▶ **Given instruction**
Copy out all lines where "Driver" appears.

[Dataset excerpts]
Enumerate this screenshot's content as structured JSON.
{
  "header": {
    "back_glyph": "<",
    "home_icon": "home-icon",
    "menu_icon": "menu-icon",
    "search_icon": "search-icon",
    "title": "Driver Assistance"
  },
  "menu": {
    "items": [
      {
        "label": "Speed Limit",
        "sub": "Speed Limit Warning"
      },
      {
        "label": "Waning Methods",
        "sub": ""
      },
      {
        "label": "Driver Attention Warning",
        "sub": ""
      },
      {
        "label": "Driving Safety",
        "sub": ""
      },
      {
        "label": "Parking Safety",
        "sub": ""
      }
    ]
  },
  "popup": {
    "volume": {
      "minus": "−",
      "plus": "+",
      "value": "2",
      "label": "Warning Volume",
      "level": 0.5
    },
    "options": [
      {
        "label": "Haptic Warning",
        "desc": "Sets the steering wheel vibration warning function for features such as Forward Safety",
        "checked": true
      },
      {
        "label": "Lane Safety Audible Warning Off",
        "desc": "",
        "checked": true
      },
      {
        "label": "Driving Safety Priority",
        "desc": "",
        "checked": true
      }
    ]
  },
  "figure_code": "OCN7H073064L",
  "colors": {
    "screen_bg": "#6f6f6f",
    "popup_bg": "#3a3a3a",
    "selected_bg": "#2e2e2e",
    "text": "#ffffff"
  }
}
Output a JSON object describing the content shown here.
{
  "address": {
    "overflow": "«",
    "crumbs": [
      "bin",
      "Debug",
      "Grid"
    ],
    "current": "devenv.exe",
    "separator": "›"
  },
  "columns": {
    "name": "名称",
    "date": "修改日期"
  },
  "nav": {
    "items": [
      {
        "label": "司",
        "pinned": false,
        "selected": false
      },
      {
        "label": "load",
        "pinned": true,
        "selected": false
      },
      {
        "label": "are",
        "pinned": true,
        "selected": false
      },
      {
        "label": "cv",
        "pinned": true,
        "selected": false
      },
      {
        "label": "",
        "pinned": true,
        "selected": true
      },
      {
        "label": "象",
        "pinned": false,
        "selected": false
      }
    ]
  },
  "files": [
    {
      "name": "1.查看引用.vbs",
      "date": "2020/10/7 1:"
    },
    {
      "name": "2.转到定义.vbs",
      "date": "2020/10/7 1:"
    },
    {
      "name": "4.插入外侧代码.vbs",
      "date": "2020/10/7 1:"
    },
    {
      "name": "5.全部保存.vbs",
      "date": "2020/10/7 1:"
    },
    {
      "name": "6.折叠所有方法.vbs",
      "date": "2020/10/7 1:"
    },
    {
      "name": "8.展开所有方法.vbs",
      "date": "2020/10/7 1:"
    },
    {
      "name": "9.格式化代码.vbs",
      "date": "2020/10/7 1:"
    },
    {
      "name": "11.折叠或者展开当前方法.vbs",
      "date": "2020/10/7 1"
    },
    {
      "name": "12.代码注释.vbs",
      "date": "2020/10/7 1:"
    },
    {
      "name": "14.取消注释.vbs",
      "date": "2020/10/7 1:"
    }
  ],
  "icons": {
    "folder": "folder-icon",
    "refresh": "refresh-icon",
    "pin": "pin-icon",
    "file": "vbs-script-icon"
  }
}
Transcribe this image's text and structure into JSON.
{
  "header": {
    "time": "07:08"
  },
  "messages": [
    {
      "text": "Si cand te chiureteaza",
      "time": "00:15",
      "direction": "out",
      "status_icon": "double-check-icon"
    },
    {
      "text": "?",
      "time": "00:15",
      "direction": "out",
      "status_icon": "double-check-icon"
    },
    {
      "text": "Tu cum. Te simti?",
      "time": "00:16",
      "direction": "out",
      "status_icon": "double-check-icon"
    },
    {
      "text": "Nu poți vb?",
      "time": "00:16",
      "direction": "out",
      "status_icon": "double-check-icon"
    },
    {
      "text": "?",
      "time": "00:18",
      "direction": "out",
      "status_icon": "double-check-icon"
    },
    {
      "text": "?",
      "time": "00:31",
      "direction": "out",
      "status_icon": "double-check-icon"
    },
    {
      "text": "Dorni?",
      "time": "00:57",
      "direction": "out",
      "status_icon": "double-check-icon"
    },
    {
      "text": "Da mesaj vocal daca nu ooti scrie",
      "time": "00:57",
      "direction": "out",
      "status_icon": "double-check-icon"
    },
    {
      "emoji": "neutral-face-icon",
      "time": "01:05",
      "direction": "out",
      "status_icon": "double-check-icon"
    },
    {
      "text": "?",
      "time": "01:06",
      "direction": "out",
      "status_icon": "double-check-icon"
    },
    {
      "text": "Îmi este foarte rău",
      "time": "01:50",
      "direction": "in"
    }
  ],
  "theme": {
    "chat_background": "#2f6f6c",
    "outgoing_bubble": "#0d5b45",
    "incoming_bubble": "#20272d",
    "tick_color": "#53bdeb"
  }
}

▶ **Output below**
    "title": "Driver Assistance"
        "label": "Driver Attention Warning",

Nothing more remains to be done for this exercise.